■ **Given task**
Your task is to locate every line holding the string "page" and to copy each of them.

■ **The data**
╔══

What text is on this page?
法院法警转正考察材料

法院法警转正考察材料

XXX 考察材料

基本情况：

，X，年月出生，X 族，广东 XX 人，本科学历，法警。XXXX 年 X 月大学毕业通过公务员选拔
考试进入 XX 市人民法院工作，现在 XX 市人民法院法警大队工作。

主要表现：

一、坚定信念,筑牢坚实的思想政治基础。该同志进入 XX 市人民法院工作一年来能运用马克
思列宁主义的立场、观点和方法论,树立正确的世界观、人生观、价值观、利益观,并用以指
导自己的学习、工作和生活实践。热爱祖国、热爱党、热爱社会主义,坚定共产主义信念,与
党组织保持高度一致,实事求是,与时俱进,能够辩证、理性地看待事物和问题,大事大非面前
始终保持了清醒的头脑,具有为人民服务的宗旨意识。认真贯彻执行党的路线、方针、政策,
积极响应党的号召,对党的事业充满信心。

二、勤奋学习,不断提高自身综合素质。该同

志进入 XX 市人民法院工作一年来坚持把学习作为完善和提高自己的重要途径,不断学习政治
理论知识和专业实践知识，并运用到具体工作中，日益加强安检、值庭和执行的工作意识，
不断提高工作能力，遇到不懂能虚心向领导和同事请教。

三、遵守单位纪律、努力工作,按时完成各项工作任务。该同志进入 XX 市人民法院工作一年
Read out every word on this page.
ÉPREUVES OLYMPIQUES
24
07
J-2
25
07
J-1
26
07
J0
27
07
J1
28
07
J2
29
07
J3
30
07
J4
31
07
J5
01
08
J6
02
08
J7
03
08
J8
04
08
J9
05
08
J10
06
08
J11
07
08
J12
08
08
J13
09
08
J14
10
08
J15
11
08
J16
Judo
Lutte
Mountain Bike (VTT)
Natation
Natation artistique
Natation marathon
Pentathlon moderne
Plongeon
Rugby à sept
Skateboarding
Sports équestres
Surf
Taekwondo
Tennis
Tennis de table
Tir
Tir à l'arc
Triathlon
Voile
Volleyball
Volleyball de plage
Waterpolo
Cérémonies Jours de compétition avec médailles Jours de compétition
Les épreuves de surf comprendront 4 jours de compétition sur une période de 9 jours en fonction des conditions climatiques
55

╚══

■ **Response for this exercise**
What text is on this page?
Read out every word on this page.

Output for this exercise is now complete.